■ **Aim of the task**:
Please count the lines below that contain the word "Serial", and reply with that number alone.

■ **Excerpted records**:
◆ ◆ ◆ ◆ ◆ ◆ ◆

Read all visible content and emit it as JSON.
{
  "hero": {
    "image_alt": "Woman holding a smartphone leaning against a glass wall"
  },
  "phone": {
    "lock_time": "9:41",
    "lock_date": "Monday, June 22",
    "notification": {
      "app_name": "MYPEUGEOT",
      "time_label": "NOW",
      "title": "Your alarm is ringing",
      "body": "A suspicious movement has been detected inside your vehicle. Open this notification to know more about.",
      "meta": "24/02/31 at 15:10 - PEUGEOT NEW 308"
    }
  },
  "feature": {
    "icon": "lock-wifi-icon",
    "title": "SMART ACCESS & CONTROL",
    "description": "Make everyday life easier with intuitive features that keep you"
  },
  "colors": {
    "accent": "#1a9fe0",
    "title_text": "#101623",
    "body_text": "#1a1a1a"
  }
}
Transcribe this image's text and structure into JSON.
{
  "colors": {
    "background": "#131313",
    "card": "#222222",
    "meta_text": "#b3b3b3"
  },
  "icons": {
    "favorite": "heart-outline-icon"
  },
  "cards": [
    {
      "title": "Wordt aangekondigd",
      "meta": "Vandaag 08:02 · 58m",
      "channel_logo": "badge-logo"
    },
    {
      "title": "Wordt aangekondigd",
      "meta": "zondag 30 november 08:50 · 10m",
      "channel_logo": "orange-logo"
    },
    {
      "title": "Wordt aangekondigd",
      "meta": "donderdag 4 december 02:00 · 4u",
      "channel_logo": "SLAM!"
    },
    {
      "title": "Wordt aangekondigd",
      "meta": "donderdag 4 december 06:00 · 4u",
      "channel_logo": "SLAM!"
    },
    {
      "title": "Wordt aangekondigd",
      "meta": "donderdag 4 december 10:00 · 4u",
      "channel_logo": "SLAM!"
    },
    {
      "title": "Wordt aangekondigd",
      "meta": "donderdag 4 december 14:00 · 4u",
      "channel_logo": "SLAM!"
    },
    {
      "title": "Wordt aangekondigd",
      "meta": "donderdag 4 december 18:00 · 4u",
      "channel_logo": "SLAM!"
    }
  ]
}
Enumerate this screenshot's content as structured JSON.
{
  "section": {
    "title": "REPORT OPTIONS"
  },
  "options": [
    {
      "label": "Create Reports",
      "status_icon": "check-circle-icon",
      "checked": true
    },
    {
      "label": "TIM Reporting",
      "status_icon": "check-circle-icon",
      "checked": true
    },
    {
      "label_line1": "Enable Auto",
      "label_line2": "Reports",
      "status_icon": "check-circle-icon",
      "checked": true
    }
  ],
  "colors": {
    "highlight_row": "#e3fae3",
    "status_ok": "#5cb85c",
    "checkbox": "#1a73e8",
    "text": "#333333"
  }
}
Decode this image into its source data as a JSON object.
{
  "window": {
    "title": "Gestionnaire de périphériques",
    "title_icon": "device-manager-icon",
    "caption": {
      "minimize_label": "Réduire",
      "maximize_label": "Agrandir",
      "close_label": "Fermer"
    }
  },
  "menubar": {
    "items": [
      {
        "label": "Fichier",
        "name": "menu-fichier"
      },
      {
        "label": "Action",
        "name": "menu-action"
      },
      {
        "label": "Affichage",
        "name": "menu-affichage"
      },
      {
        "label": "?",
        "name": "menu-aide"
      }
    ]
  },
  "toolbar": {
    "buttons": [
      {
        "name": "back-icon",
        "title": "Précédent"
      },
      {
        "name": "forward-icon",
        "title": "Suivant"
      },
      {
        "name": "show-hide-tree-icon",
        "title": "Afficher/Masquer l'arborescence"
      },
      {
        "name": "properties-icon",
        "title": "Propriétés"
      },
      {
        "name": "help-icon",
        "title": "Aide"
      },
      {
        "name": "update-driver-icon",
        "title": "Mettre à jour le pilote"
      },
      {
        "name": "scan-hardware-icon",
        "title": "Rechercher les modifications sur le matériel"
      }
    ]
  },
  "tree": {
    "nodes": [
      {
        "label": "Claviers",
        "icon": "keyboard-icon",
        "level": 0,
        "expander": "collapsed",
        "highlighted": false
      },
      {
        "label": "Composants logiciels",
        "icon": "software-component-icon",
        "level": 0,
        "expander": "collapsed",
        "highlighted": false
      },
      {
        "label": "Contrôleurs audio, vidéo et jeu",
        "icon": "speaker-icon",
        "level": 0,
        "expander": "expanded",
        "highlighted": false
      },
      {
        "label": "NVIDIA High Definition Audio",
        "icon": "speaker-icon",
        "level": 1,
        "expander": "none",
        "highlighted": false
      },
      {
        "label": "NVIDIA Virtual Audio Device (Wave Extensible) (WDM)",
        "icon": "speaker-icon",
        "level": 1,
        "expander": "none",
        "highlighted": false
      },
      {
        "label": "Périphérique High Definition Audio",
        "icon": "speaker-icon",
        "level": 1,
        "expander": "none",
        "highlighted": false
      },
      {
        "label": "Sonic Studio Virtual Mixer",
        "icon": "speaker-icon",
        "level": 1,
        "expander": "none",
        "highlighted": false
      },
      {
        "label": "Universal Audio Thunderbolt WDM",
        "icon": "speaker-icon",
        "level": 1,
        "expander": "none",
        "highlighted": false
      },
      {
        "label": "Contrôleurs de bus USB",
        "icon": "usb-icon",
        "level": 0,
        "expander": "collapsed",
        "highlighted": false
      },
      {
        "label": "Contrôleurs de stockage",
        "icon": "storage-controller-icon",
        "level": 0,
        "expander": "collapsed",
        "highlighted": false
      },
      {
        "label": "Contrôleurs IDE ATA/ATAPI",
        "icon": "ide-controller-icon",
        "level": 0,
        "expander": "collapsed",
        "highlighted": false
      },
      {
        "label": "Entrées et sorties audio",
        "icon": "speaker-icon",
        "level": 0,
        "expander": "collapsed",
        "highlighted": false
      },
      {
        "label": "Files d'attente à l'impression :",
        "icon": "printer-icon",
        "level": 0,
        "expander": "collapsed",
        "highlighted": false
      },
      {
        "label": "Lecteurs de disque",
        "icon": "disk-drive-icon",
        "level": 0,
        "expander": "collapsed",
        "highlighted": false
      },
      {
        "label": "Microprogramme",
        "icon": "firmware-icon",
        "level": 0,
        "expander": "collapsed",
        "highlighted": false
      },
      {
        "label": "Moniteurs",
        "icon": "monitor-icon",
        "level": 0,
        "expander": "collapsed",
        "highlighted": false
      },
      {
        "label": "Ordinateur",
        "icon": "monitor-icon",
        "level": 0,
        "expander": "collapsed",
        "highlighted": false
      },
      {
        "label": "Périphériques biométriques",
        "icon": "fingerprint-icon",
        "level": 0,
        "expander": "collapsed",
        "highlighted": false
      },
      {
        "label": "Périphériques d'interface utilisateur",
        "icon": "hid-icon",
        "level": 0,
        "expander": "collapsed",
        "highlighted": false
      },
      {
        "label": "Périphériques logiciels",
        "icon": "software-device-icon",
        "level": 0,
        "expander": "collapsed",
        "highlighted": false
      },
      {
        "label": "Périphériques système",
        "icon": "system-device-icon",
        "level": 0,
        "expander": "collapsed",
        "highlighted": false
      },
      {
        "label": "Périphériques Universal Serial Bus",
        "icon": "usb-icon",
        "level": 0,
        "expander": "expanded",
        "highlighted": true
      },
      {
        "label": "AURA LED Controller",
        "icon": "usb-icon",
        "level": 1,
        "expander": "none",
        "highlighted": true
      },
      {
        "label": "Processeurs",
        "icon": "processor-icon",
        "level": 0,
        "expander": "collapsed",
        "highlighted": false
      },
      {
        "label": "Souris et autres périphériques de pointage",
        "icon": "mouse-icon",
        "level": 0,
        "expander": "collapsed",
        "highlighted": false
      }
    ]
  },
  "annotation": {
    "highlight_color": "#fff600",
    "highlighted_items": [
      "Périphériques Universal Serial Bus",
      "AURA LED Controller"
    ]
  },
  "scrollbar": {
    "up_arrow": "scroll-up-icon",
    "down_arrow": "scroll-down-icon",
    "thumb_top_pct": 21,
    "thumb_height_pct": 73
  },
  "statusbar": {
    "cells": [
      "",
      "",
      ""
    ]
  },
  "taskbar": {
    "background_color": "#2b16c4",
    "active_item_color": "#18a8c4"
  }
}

◆ ◆ ◆ ◆ ◆ ◆ ◆

■ **Reply**:
2